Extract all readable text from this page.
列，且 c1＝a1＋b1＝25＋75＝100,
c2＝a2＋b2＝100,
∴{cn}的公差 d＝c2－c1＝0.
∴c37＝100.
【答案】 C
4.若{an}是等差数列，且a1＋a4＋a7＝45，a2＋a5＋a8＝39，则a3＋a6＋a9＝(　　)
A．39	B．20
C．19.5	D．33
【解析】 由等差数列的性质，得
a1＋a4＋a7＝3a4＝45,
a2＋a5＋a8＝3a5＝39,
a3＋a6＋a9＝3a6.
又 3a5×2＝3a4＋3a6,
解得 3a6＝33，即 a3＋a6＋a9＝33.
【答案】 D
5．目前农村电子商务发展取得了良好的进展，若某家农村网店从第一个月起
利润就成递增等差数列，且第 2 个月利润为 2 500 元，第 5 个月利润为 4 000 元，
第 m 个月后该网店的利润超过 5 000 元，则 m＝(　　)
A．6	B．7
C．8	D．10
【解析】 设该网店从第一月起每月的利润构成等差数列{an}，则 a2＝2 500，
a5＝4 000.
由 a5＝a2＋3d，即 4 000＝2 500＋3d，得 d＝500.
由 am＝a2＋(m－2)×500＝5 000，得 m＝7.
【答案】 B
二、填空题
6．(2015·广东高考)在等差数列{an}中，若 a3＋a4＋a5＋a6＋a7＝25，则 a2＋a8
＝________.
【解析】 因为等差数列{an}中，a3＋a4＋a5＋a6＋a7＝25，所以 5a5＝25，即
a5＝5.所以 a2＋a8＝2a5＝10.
+--
Copy the material above verbatim.

*Written reply:*
Extract all readable text from this page.
列，且 c1＝a1＋b1＝25＋75＝100,
c2＝a2＋b2＝100,
∴{cn}的公差 d＝c2－c1＝0.
∴c37＝100.
【答案】 C
4.若{an}是等差数列，且a1＋a4＋a7＝45，a2＋a5＋a8＝39，则a3＋a6＋a9＝(　　)
A．39	B．20
C．19.5	D．33
【解析】 由等差数列的性质，得
a1＋a4＋a7＝3a4＝45,
a2＋a5＋a8＝3a5＝39,
a3＋a6＋a9＝3a6.
又 3a5×2＝3a4＋3a6,
解得 3a6＝33，即 a3＋a6＋a9＝33.
【答案】 D
5．目前农村电子商务发展取得了良好的进展，若某家农村网店从第一个月起
利润就成递增等差数列，且第 2 个月利润为 2 500 元，第 5 个月利润为 4 000 元，
第 m 个月后该网店的利润超过 5 000 元，则 m＝(　　)
A．6	B．7
C．8	D．10
【解析】 设该网店从第一月起每月的利润构成等差数列{an}，则 a2＝2 500，
a5＝4 000.
由 a5＝a2＋3d，即 4 000＝2 500＋3d，得 d＝500.
由 am＝a2＋(m－2)×500＝5 000，得 m＝7.
【答案】 B
二、填空题
6．(2015·广东高考)在等差数列{an}中，若 a3＋a4＋a5＋a6＋a7＝25，则 a2＋a8
＝________.
【解析】 因为等差数列{an}中，a3＋a4＋a5＋a6＋a7＝25，所以 5a5＝25，即
a5＝5.所以 a2＋a8＝2a5＝10.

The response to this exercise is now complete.